((

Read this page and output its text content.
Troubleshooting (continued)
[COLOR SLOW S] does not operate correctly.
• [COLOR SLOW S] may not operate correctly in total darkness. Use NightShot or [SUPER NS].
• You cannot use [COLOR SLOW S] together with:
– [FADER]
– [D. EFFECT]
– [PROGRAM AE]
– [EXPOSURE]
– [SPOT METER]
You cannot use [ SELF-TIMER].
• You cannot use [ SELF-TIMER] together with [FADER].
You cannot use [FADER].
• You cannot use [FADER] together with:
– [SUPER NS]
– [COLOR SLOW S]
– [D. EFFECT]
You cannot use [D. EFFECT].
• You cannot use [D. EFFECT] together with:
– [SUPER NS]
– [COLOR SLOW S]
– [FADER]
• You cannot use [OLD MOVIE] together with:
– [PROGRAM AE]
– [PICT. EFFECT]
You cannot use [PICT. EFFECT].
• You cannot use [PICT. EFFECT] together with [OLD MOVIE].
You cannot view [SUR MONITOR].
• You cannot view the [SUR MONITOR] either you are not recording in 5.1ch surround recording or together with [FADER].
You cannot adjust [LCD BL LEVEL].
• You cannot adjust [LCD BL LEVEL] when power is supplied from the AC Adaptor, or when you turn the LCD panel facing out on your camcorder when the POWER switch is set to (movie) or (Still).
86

))

REQUIRED TASK. Pick out the lines containing the word "EFFECT" and show them.

OUTPUT BELOW.
– [D. EFFECT]
– [D. EFFECT]
You cannot use [D. EFFECT].
• You cannot use [D. EFFECT] together with:
– [PICT. EFFECT]
You cannot use [PICT. EFFECT].
• You cannot use [PICT. EFFECT] together with [OLD MOVIE].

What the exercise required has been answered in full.